§ **Instructions for the task**:
Copy out the passage below about love and communication in relationships, word for word and in full.

START Given text

It is important to address the so called “third entity” of a relationship referred to as the “relationship culture.” An apt description is provided by Thieme quoting Wood (1982): “a unique, private world constructed and sustained by partners in a relationship.” (p.29). According to Duck and Pond, it is through communication that this culture is created (cited by Thieme, 2006, p.29).

In a study of the subjective experience of love by Marston it was hypothesized that the most basic way that romantic love is experienced is by communication. More specifically, six main ways love is communicated were distilled from the study: traditional romantic, collaborative, secure, intuitive, active, and committed (cited by Thieme, 1996, pg. 24).These manners of love expression and experience have many similarities with Chapman’s (1992) model. Secure love is shown through intimate conversation and acts of service. Active love most closely resembles quality time with common activities and emotional sharing being its primary features. The only one that could be construed as physical touch would be intuitive love, which includes nonverbal communication. Traditional love overlaps with acts of service as well as words of affirmation. Later research on this topic would yield only construct validity for four: collaborative, active, intuitive, and committed. Romantic love was further segmented by the researchers Marston, Hecht, and Roberts (1987).
In marriage there is a mutual desire to feel loved and to express it. The healthiest and most loving relationships are those when there is communal responsiveness and feelings to express empathy and be in tune with each others’ needs. There are individual differences in what people perceive as communal responsiveness when it is projected toward them (Clark 2006).

END Given text
START Input data

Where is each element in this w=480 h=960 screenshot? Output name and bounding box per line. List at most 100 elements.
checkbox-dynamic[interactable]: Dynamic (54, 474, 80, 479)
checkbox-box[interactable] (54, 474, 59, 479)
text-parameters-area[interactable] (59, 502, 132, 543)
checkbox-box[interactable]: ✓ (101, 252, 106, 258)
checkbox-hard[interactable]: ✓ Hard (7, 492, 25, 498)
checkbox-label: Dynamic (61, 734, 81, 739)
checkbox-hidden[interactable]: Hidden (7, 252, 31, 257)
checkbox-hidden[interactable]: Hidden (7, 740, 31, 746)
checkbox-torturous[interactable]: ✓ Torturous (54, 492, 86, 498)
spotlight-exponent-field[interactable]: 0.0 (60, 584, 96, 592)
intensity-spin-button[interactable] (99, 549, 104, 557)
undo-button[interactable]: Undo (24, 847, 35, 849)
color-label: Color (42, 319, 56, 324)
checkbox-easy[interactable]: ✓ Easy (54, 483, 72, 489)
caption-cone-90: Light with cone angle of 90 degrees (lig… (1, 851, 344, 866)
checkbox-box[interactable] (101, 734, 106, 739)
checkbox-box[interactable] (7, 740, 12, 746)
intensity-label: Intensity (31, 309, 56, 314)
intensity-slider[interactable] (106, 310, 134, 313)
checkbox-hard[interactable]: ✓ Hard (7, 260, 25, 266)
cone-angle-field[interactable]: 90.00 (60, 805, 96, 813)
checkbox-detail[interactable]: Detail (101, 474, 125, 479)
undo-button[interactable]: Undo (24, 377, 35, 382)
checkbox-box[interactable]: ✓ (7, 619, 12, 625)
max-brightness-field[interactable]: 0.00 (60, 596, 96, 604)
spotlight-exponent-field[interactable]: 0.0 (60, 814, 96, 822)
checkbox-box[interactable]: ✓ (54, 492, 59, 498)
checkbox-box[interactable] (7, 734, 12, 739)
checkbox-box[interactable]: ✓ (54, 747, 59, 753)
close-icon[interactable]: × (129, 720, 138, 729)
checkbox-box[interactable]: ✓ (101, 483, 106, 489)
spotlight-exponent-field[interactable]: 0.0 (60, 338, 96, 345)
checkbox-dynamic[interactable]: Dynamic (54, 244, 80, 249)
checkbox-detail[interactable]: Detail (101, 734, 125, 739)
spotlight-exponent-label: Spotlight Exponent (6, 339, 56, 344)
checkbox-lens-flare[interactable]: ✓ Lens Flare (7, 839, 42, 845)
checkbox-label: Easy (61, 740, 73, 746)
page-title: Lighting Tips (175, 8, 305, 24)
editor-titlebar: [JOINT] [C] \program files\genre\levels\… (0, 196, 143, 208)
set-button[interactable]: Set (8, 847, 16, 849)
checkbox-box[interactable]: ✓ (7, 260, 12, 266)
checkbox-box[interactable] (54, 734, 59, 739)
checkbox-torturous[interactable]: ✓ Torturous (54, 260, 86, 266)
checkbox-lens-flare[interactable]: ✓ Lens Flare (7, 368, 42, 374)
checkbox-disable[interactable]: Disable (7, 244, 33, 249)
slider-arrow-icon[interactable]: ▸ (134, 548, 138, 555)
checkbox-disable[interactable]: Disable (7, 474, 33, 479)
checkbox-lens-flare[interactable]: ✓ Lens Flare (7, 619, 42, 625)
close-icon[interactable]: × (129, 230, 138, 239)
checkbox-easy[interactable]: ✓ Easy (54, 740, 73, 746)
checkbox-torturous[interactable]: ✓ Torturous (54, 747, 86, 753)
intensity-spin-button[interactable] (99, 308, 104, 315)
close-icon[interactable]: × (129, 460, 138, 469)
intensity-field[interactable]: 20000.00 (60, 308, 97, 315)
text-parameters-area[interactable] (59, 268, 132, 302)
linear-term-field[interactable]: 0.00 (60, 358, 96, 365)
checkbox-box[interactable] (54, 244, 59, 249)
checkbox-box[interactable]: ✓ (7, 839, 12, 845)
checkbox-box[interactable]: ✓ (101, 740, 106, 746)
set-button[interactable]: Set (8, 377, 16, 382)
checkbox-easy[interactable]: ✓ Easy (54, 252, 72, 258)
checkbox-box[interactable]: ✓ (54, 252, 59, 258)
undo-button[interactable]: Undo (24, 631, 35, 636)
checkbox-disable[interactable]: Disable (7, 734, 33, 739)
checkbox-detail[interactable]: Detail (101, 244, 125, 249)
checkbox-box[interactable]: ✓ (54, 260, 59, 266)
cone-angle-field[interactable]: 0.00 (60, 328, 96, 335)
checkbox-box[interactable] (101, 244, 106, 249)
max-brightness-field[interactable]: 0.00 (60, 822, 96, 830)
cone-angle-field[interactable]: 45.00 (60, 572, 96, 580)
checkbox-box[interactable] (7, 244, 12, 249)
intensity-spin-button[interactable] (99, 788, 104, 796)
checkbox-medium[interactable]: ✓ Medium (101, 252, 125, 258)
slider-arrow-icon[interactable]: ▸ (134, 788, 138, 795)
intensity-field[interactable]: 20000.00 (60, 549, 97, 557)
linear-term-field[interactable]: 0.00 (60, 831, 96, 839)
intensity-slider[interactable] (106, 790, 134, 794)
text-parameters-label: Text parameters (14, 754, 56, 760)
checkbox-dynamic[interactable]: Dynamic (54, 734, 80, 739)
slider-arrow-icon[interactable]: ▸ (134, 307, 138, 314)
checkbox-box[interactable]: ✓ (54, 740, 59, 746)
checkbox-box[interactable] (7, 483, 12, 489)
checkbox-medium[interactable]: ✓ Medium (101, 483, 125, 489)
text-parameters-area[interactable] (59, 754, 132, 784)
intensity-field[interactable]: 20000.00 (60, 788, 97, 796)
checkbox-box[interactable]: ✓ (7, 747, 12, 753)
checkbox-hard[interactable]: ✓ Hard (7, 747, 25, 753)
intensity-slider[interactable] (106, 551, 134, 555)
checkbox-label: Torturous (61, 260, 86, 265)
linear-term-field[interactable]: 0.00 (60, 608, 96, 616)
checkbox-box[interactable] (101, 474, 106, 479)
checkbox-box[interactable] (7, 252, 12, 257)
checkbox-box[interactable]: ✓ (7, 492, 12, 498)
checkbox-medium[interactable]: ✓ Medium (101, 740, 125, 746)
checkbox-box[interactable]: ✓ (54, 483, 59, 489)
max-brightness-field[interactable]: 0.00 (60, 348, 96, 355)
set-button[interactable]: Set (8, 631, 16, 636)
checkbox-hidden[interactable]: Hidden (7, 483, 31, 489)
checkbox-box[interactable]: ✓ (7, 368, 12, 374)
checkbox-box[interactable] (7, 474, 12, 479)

END Input data

§ **Your solution**:
It is important to address the so called “third entity” of a relationship referred to as the “relationship culture.” An apt description is provided by Thieme quoting Wood (1982): “a unique, private world constructed and sustained by partners in a relationship.” (p.29). According to Duck and Pond, it is through communication that this culture is created (cited by Thieme, 2006, p.29).

In a study of the subjective experience of love by Marston it was hypothesized that the most basic way that romantic love is experienced is by communication. More specifically, six main ways love is communicated were distilled from the study: traditional romantic, collaborative, secure, intuitive, active, and committed (cited by Thieme, 1996, pg. 24).These manners of love expression and experience have many similarities with Chapman’s (1992) model. Secure love is shown through intimate conversation and acts of service. Active love most closely resembles quality time with common activities and emotional sharing being its primary features. The only one that could be construed as physical touch would be intuitive love, which includes nonverbal communication. Traditional love overlaps with acts of service as well as words of affirmation. Later research on this topic would yield only construct validity for four: collaborative, active, intuitive, and committed. Romantic love was further segmented by the researchers Marston, Hecht, and Roberts (1987).
In marriage there is a mutual desire to feel loved and to express it. The healthiest and most loving relationships are those when there is communal responsiveness and feelings to express empathy and be in tune with each others’ needs. There are individual differences in what people perceive as communal responsiveness when it is projected toward them (Clark 2006).